# What you have to do
Find each line with "Crotolaria" and copy it.

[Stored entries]
---------------

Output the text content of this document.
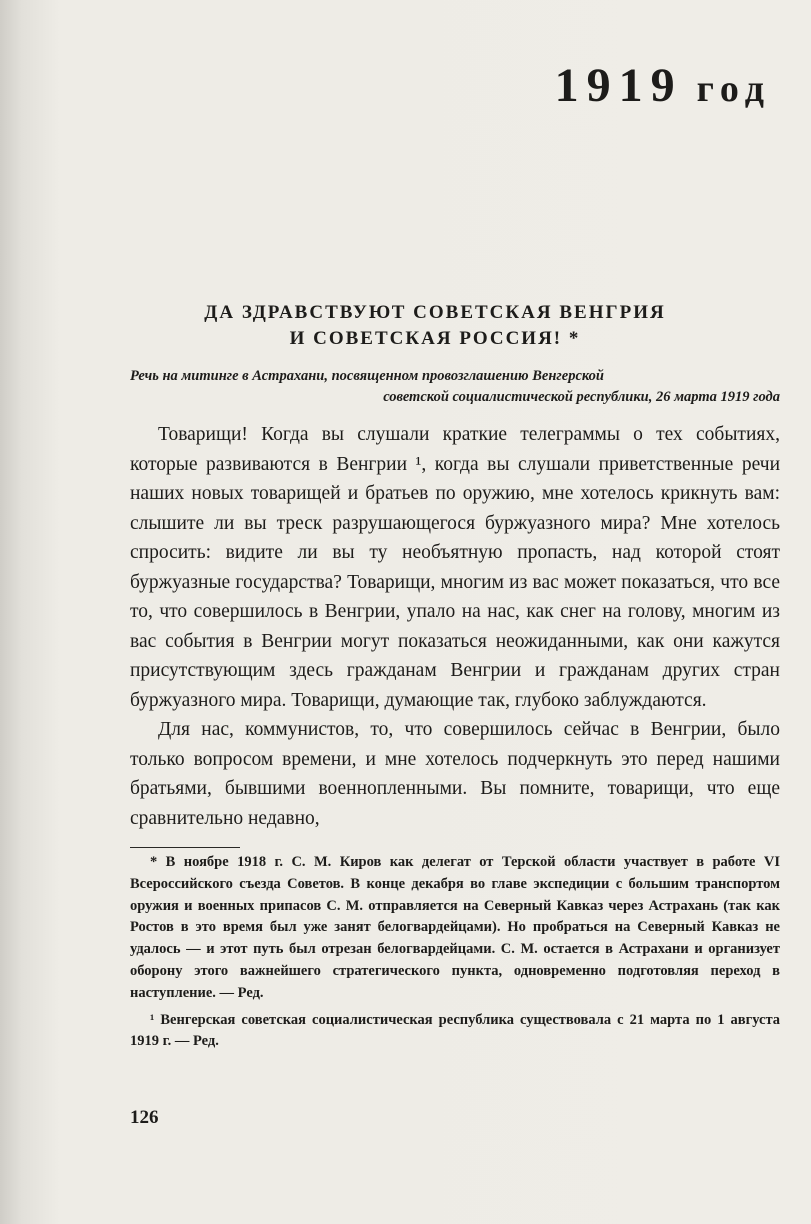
1919 год
ДА ЗДРАВСТВУЮТ СОВЕТСКАЯ ВЕНГРИЯ
И СОВЕТСКАЯ РОССИЯ! *
Речь на митинге в Астрахани, посвященном провозглашению Венгерской
советской социалистической республики, 26 марта 1919 года

Товарищи! Когда вы слушали краткие телеграммы о тех событиях, которые развиваются в Венгрии ¹, когда вы слушали приветственные речи наших новых товарищей и братьев по оружию, мне хотелось крикнуть вам: слышите ли вы треск разрушающегося буржуазного мира? Мне хотелось спросить: видите ли вы ту необъятную пропасть, над которой стоят буржуазные государства? Товарищи, многим из вас может показаться, что все то, что совершилось в Венгрии, упало на нас, как снег на голову, многим из вас события в Венгрии могут показаться неожиданными, как они кажутся присутствующим здесь гражданам Венгрии и гражданам других стран буржуазного мира. Товарищи, думающие так, глубоко заблуждаются.

Для нас, коммунистов, то, что совершилось сейчас в Венгрии, было только вопросом времени, и мне хотелось подчеркнуть это перед нашими братьями, бывшими военнопленными. Вы помните, товарищи, что еще сравнительно недавно,

* В ноябре 1918 г. С. М. Киров как делегат от Терской области участвует в работе VI Всероссийского съезда Советов. В конце декабря во главе экспедиции с большим транспортом оружия и военных припасов С. М. отправляется на Северный Кавказ через Астрахань (так как Ростов в это время был уже занят белогвардейцами). Но пробраться на Северный Кавказ не удалось — и этот путь был отрезан белогвардейцами. С. М. остается в Астрахани и организует оборону этого важнейшего стратегического пункта, одновременно подготовляя переход в наступление. — Ред.

¹ Венгерская советская социалистическая республика существовала с 21 марта по 1 августа 1919 г. — Ред.

126
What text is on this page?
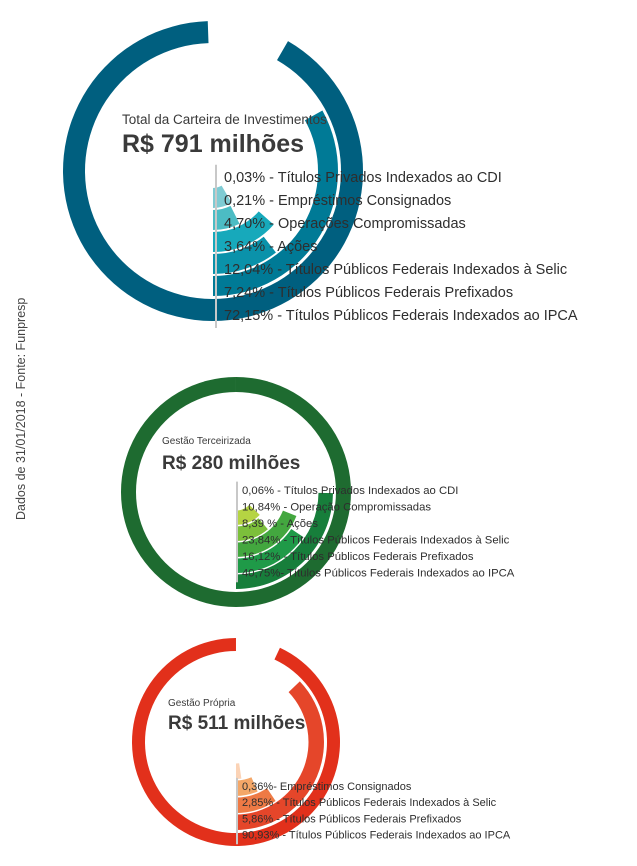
Dados de 31/01/2018 - Fonte: Funpresp
Total da Carteira de Investimentos
R$ 791 milhões
0,03% - Títulos Privados Indexados ao CDI
0,21% - Empréstimos Consignados
4,70% - Operações Compromissadas
3,64% - Ações
12,04% - Títulos Públicos Federais Indexados à Selic
7,24% - Títulos Públicos Federais Prefixados
72,15% - Títulos Públicos Federais Indexados ao IPCA
Gestão Terceirizada
R$ 280 milhões
0,06% - Títulos Privados Indexados ao CDI
10,84% - Operação Compromissadas
8,39 % - Ações
23,84% - Títulos Públicos Federais Indexados à Selic
16,12% - Títulos Públicos Federais Prefixados
40,75%- Títulos Públicos Federais Indexados ao IPCA
Gestão Própria
R$ 511 milhões
0,36%- Empréstimos Consignados
2,85% - Títulos Públicos Federais Indexados à Selic
5,86% - Títulos Públicos Federais Prefixados
90,93% - Títulos Públicos Federais Indexados ao IPCA
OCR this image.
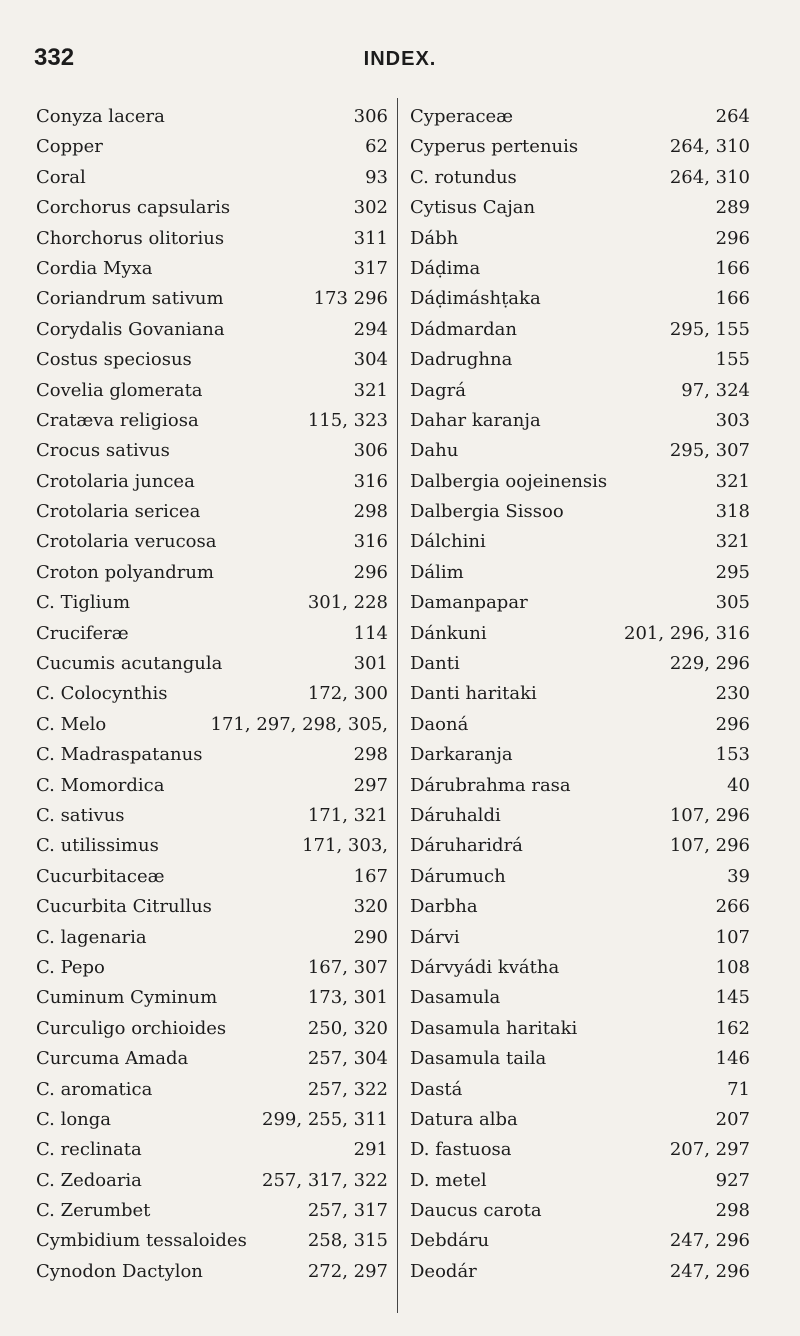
332	INDEX.
Conyza lacera	306
Copper	62
Coral	93
Corchorus capsularis	302
Chorchorus olitorius	311
Cordia Myxa	317
Coriandrum sativum	173 296
Corydalis Govaniana	294
Costus speciosus	304
Covelia glomerata	321
Cratæva religiosa	115, 323
Crocus sativus	306
Crotolaria juncea	316
Crotolaria sericea	298
Crotolaria verucosa	316
Croton polyandrum	296
C. Tiglium	301, 228
Cruciferæ	114
Cucumis acutangula	301
C. Colocynthis	172, 300
C. Melo	171, 297, 298, 305,
C. Madraspatanus	298
C. Momordica	297
C. sativus	171, 321
C. utilissimus	171, 303,
Cucurbitaceæ	167
Cucurbita Citrullus	320
C. lagenaria	290
C. Pepo	167, 307
Cuminum Cyminum	173, 301
Curculigo orchioides	250, 320
Curcuma Amada	257, 304
C. aromatica	257, 322
C. longa	299, 255, 311
C. reclinata	291
C. Zedoaria	257, 317, 322
C. Zerumbet	257, 317
Cymbidium tessaloides	258, 315
Cynodon Dactylon	272, 297
Cyperaceæ	264
Cyperus pertenuis	264, 310
C. rotundus	264, 310
Cytisus Cajan	289
Dábh	296
Dáḍima	166
Dáḍimáshṭaka	166
Dádmardan	295, 155
Dadrughna	155
Dagrá	97, 324
Dahar karanja	303
Dahu	295, 307
Dalbergia oojeinensis	321
Dalbergia Sissoo	318
Dálchini	321
Dálim	295
Damanpapar	305
Dánkuni	201, 296, 316
Danti	229, 296
Danti haritaki	230
Daoná	296
Darkaranja	153
Dárubrahma rasa	40
Dáruhaldi	107, 296
Dáruharidrá	107, 296
Dárumuch	39
Darbha	266
Dárvi	107
Dárvyádi kvátha	108
Dasamula	145
Dasamula haritaki	162
Dasamula taila	146
Dastá	71
Datura alba	207
D. fastuosa	207, 297
D. metel	927
Daucus carota	298
Debdáru	247, 296
Deodár	247, 296
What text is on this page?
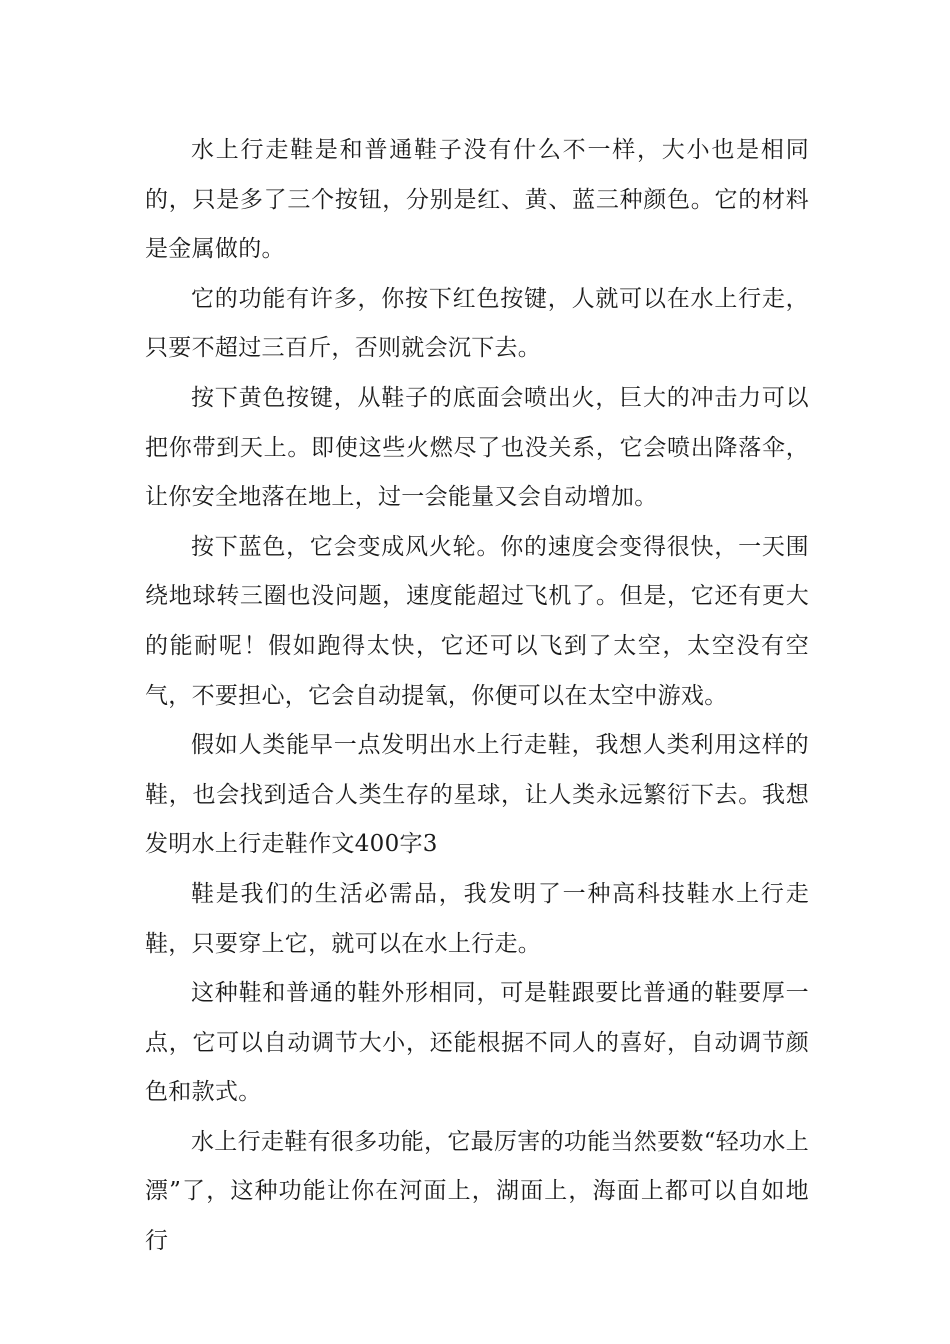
水上行走鞋是和普通鞋子没有什么不一样，大小也是相同的，只是多了三个按钮，分别是红、黄、蓝三种颜色。它的材料是金属做的。

它的功能有许多，你按下红色按键，人就可以在水上行走，只要不超过三百斤，否则就会沉下去。

按下黄色按键，从鞋子的底面会喷出火，巨大的冲击力可以把你带到天上。即使这些火燃尽了也没关系，它会喷出降落伞，让你安全地落在地上，过一会能量又会自动增加。

按下蓝色，它会变成风火轮。你的速度会变得很快，一天围绕地球转三圈也没问题，速度能超过飞机了。但是，它还有更大的能耐呢！假如跑得太快，它还可以飞到了太空，太空没有空气，不要担心，它会自动提氧，你便可以在太空中游戏。

假如人类能早一点发明出水上行走鞋，我想人类利用这样的鞋，也会找到适合人类生存的星球，让人类永远繁衍下去。我想发明水上行走鞋作文400字3

鞋是我们的生活必需品，我发明了一种高科技鞋水上行走鞋，只要穿上它，就可以在水上行走。

这种鞋和普通的鞋外形相同，可是鞋跟要比普通的鞋要厚一点，它可以自动调节大小，还能根据不同人的喜好，自动调节颜色和款式。

水上行走鞋有很多功能，它最厉害的功能当然要数“轻功水上漂”了，这种功能让你在河面上，湖面上，海面上都可以自如地行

---------------

# Correct result
Crotolaria juncea	316
Crotolaria sericea	298
Crotolaria verucosa	316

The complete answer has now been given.